Pour éviter d’enclencher ce cercle vicieux, les entreprises doivent agir vite et surtout ne pas attendre que les carnets de commandes soient vides, pas même à moitié. Et pour cela, à nouveau, la solution est dans le retour aux fondamentaux, bien loin des discours des « yakafokon » !
Il faut concrètement, opérationnellement et de manière mesurable, s’engager sur des leviers qui permettent de passer la vague et de sécuriser l’activité des entreprises. Face aux tensions et à la menace de crise économique, le premier réflexe est souvent de gérer les priorités business, actionnariales, RH, etc. Conséquence immédiate : on oublie les “basiques”. Il est temps d’y revenir. Il faut lever la tête du guidon et agir rapidement sur trois points.
Et 1, et 2, et 3 !
La priorité d’entre les priorités est de travailler sa marge brute et faire des choix en conséquence. Trop souvent, en se focalisant sur la croissance du chiffre d’affaires, on oublie de calculer sa rentabilité. Or un chiffre d’affaires élevé à marge très faible n’est pas forcément une solution viable, tout particulièrement en période de baisse des commandes. Il faut donc oser faire un choix de circonstance – même si cela ne va pas plaire à tout le monde : c’est-à-dire privilégier les produits et services à forte marge.

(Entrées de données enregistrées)
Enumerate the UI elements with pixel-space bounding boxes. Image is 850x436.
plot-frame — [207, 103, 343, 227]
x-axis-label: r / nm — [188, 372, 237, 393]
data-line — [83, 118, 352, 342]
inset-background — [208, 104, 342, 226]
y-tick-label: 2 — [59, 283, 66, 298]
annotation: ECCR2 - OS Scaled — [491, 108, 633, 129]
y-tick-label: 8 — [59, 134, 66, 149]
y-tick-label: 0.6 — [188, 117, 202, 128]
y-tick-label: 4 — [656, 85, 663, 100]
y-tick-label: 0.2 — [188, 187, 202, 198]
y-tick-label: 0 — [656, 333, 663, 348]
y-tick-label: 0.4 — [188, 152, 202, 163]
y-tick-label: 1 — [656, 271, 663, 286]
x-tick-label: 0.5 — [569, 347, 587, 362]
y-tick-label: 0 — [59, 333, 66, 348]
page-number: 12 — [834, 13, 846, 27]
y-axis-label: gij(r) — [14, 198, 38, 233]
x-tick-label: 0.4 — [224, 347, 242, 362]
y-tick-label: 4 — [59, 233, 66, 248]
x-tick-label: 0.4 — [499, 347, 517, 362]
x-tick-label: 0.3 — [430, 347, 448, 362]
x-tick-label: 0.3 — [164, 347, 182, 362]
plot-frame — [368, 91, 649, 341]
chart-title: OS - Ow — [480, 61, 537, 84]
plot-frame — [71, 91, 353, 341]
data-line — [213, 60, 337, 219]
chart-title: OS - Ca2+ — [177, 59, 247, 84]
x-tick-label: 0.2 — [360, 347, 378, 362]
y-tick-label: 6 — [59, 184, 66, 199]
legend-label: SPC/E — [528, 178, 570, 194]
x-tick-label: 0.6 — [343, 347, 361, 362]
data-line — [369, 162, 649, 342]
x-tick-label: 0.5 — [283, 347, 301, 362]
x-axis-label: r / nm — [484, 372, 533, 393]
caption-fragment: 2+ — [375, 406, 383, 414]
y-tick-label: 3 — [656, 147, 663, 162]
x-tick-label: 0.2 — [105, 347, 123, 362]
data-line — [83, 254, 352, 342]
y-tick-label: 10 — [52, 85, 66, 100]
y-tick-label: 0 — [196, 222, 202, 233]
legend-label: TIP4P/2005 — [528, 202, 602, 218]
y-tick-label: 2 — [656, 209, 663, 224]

== Consigne de travail A ==
Reformulez sous forme de liste le paragraphe de l'extrait qui commence par « La priorité d'entre les priorités », en conservant ses faits principaux.
== Consigne de travail B ==
Répondez brièvement aux questions suivantes à partir de l'extrait :
(i) Qu'est-ce que les entreprises ne doivent pas attendre avant d'agir ?
(ii) Quel est souvent le premier réflexe face aux tensions et à la menace de crise économique ?
(iii) Quels produits et services faut-il privilégier ?

== Zone de réponse A ==
- Priorité absolue : travailler sa marge brute et faire des choix en conséquence.
- En se concentrant sur la croissance du chiffre d'affaires, on oublie souvent de calculer sa rentabilité.
- Un chiffre d'affaires élevé à marge très faible n'est pas forcément viable, surtout quand les commandes baissent.
- Il faut donc oser un choix de circonstance, même impopulaire : privilégier les produits et services à forte marge.

== Zone de réponse B ==
(i) Que les carnets de commandes soient vides, ni même à moitié vides.
(ii) Gérer les priorités business, actionnariales, RH, etc.
(iii) Les produits et services à forte marge.